▶ **Task instructions**:
Extract from the listing each line in which the word "determination" appears.

# Start of Source data

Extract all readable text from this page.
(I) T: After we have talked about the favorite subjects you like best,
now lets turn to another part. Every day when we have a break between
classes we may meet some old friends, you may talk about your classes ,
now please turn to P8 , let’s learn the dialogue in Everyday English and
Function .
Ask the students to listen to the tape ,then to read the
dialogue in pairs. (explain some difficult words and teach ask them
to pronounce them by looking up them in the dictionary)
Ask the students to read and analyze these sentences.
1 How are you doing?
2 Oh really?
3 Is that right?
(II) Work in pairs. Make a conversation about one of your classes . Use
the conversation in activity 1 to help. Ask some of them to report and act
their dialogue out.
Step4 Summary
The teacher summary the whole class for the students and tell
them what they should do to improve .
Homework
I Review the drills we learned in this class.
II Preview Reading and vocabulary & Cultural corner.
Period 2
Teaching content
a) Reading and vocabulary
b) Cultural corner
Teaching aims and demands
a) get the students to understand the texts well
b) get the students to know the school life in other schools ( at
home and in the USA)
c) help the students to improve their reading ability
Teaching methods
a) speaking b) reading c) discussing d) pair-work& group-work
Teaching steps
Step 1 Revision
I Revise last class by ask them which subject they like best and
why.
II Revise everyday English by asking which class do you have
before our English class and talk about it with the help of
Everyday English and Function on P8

# End of Source data
# Start of Source data

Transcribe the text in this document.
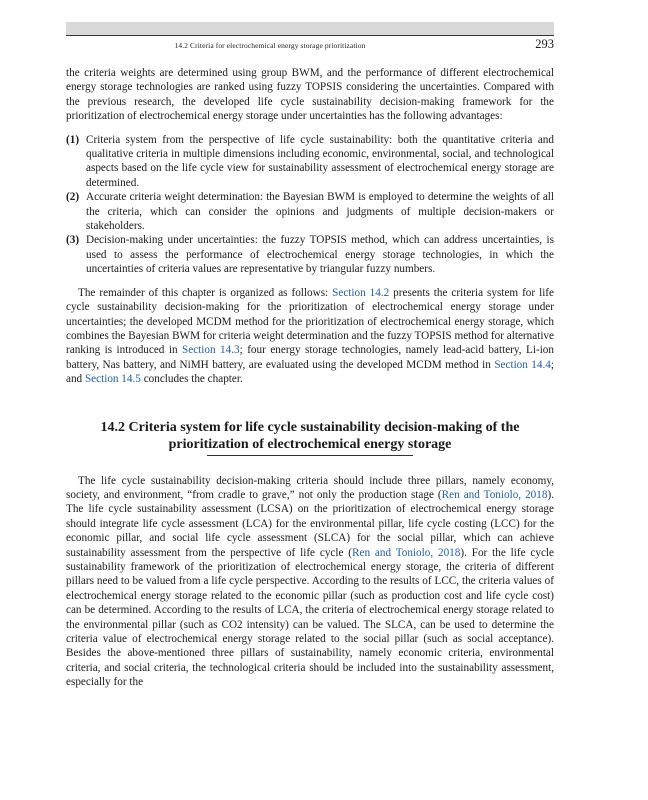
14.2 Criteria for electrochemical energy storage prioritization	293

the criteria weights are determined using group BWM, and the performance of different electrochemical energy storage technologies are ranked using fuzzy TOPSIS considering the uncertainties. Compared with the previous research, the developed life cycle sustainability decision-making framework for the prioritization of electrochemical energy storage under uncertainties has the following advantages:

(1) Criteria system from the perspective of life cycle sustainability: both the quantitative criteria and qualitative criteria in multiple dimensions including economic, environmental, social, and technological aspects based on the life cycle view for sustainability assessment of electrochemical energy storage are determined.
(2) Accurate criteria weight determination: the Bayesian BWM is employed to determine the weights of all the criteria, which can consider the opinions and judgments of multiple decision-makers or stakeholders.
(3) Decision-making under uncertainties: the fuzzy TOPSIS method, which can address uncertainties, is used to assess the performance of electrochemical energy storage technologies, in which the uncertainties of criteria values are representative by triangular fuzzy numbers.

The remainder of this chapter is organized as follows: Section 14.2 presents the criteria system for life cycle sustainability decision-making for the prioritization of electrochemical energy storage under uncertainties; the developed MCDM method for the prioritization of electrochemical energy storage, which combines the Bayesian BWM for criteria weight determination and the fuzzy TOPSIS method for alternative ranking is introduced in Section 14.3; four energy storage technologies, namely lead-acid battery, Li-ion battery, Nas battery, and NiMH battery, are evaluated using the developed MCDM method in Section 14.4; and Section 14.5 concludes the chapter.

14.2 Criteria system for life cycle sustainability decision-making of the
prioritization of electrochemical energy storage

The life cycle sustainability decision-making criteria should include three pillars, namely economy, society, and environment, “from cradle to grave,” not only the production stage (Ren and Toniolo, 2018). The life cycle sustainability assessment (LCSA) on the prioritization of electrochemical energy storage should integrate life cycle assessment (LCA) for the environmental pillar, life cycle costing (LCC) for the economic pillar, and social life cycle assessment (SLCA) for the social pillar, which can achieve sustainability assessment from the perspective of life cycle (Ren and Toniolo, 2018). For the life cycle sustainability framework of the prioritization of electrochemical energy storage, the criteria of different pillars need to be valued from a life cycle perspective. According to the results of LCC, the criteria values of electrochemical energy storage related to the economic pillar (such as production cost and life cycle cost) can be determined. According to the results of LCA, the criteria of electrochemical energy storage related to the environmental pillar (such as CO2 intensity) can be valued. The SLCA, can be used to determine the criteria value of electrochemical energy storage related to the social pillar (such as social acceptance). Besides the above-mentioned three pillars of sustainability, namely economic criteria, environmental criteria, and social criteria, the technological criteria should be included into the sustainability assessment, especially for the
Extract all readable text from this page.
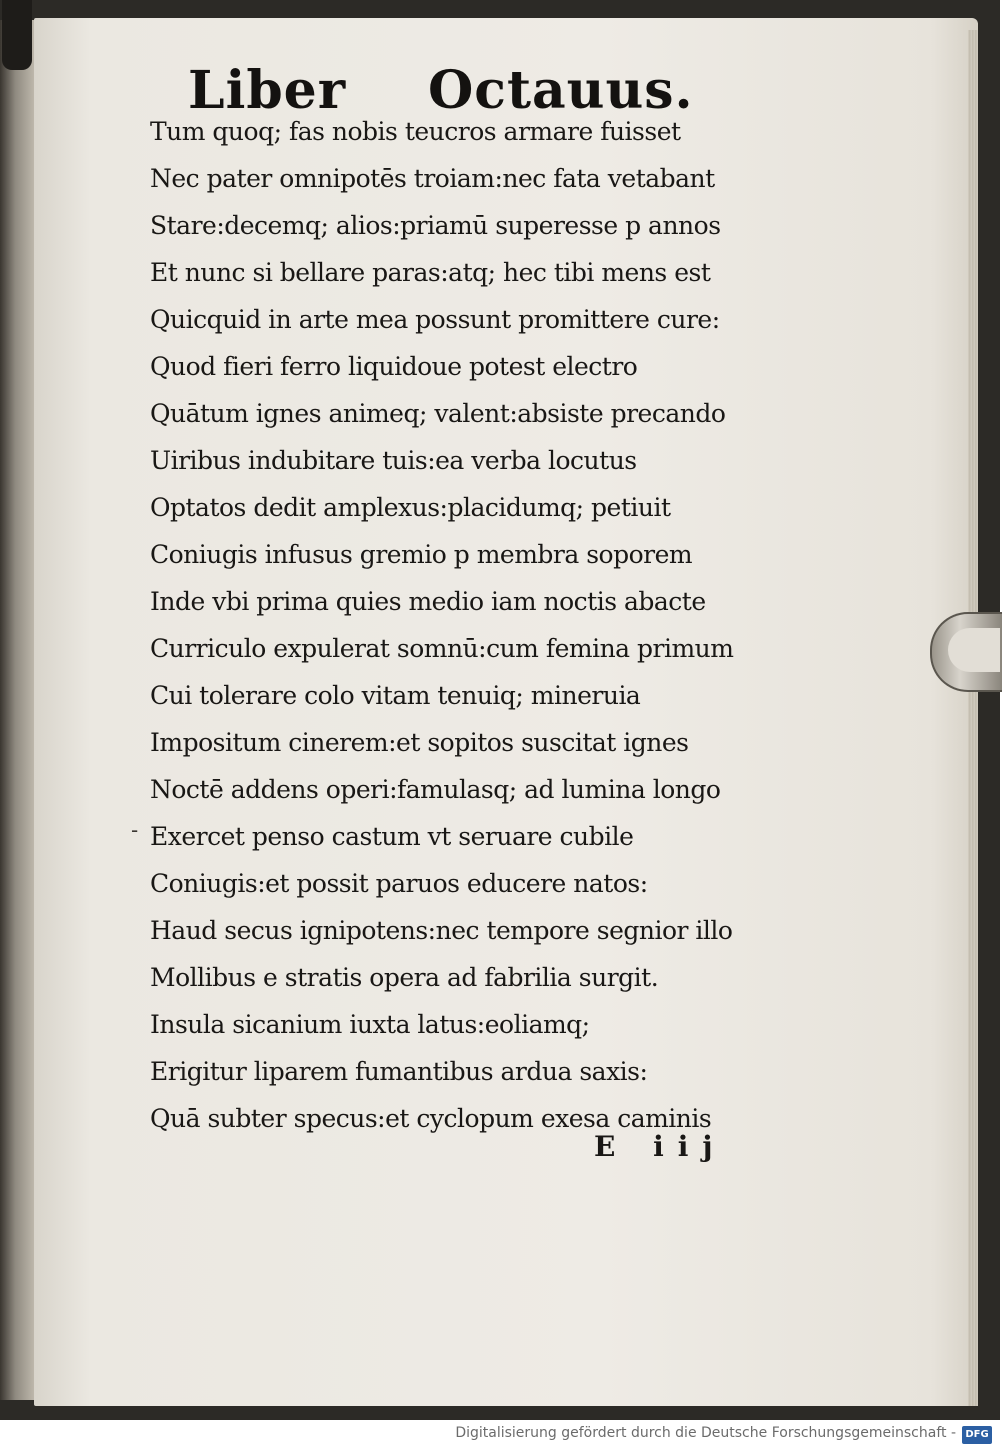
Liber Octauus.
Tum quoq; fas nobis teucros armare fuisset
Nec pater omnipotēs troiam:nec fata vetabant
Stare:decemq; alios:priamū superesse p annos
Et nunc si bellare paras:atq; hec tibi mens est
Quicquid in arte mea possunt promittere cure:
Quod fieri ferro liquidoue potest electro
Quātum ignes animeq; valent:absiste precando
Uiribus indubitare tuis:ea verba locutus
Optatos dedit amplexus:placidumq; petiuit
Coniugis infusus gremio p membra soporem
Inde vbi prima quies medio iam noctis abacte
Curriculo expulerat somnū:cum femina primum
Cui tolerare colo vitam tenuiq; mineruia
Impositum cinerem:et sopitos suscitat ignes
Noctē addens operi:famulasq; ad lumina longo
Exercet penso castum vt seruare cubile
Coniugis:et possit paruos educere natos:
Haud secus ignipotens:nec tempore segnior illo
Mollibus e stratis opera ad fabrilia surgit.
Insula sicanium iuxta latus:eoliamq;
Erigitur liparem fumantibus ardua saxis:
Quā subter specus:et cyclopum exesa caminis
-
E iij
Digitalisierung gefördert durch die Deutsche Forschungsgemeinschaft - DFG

# End of Source data

▶ **Solution for this problem**:
(2) Accurate criteria weight determination: the Bayesian BWM is employed to determine the weights of all the criteria, which can consider the opinions and judgments of multiple decision-makers or stakeholders.
The remainder of this chapter is organized as follows: Section 14.2 presents the criteria system for life cycle sustainability decision-making for the prioritization of electrochemical energy storage under uncertainties; the developed MCDM method for the prioritization of electrochemical energy storage, which combines the Bayesian BWM for criteria weight determination and the fuzzy TOPSIS method for alternative ranking is introduced in Section 14.3; four energy storage technologies, namely lead-acid battery, Li-ion battery, Nas battery, and NiMH battery, are evaluated using the developed MCDM method in Section 14.4; and Section 14.5 concludes the chapter.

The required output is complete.